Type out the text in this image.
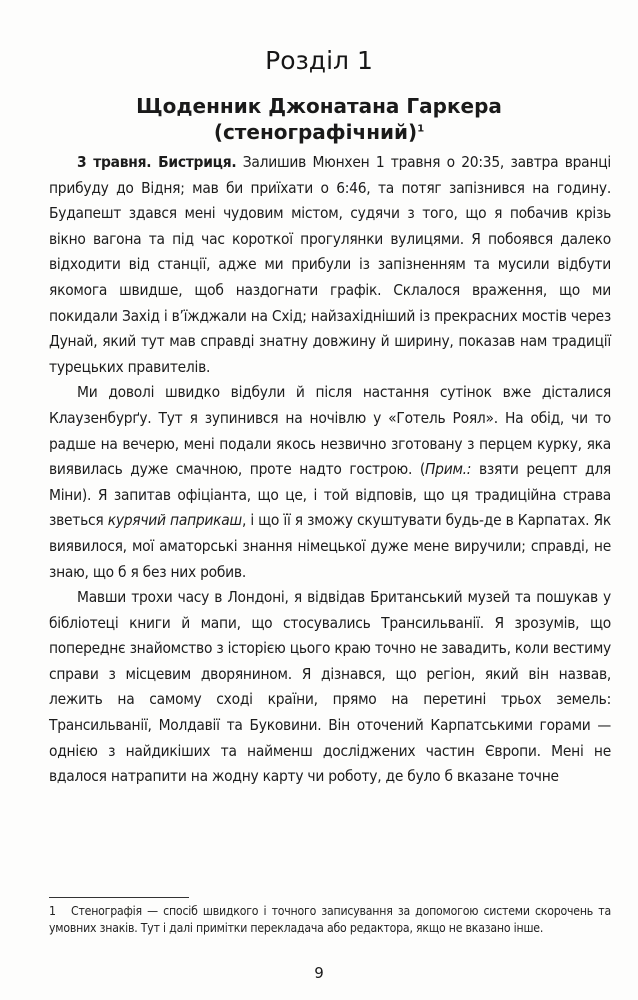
Розділ 1
Щоденник Джонатана Гаркера
(стенографічний)$^1$

3 травня. Бистриця. Залишив Мюнхен 1 травня о 20:35, завтра вранці прибуду до Відня; мав би приїхати о 6:46, та потяг запізнився на годину. Будапешт здався мені чудовим містом, судячи з того, що я побачив крізь вікно вагона та під час короткої прогулянки вулицями. Я побоявся далеко відходити від станції, адже ми прибули із запізненням та мусили відбути якомога швидше, щоб наздогнати графік. Склалося враження, що ми покидали Захід і в’їжджали на Схід; найзахідніший із прекрасних мостів через Дунай, який тут мав справді знатну довжину й ширину, показав нам традиції турецьких правителів.

Ми доволі швидко відбули й після настання сутінок вже дісталися Клаузенбурґу. Тут я зупинився на ночівлю у «Готель Роял». На обід, чи то радше на вечерю, мені подали якось незвично зготовану з перцем курку, яка виявилась дуже смачною, проте надто гострою. (Прим.: взяти рецепт для Міни). Я запитав офіціанта, що це, і той відповів, що ця традиційна страва зветься курячий паприкаш, і що її я зможу скуштувати будь-де в Карпатах. Як виявилося, мої аматорські знання німецької дуже мене виручили; справді, не знаю, що б я без них робив.

Мавши трохи часу в Лондоні, я відвідав Британський музей та пошукав у бібліотеці книги й мапи, що стосувались Трансильванії. Я зрозумів, що попереднє знайомство з історією цього краю точно не завадить, коли вестиму справи з місцевим дворянином. Я дізнався, що регіон, який він назвав, лежить на самому сході країни, прямо на перетині трьох земель: Трансильванії, Молдавії та Буковини. Він оточений Карпатськими горами — однією з найдикіших та найменш досліджених частин Європи. Мені не вдалося натрапити на жодну карту чи роботу, де було б вказане точне

1 Стенографія — спосіб швидкого і точного записування за допомогою системи скорочень та умовних знаків. Тут і далі примітки перекладача або редактора, якщо не вказано інше.

9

________________________

PROBLEM DETAILS
Your job is to transcribe the entries above exactly; skip the pictures.

WRITTEN RESPONSE
Type out the text in this image.
Розділ 1
Щоденник Джонатана Гаркера
(стенографічний)$^1$

3 травня. Бистриця. Залишив Мюнхен 1 травня о 20:35, завтра вранці прибуду до Відня; мав би приїхати о 6:46, та потяг запізнився на годину. Будапешт здався мені чудовим містом, судячи з того, що я побачив крізь вікно вагона та під час короткої прогулянки вулицями. Я побоявся далеко відходити від станції, адже ми прибули із запізненням та мусили відбути якомога швидше, щоб наздогнати графік. Склалося враження, що ми покидали Захід і в’їжджали на Схід; найзахідніший із прекрасних мостів через Дунай, який тут мав справді знатну довжину й ширину, показав нам традиції турецьких правителів.

Ми доволі швидко відбули й після настання сутінок вже дісталися Клаузенбурґу. Тут я зупинився на ночівлю у «Готель Роял». На обід, чи то радше на вечерю, мені подали якось незвично зготовану з перцем курку, яка виявилась дуже смачною, проте надто гострою. (Прим.: взяти рецепт для Міни). Я запитав офіціанта, що це, і той відповів, що ця традиційна страва зветься курячий паприкаш, і що її я зможу скуштувати будь-де в Карпатах. Як виявилося, мої аматорські знання німецької дуже мене виручили; справді, не знаю, що б я без них робив.

Мавши трохи часу в Лондоні, я відвідав Британський музей та пошукав у бібліотеці книги й мапи, що стосувались Трансильванії. Я зрозумів, що попереднє знайомство з історією цього краю точно не завадить, коли вестиму справи з місцевим дворянином. Я дізнався, що регіон, який він назвав, лежить на самому сході країни, прямо на перетині трьох земель: Трансильванії, Молдавії та Буковини. Він оточений Карпатськими горами — однією з найдикіших та найменш досліджених частин Європи. Мені не вдалося натрапити на жодну карту чи роботу, де було б вказане точне

1 Стенографія — спосіб швидкого і точного записування за допомогою системи скорочень та умовних знаків. Тут і далі примітки перекладача або редактора, якщо не вказано інше.

9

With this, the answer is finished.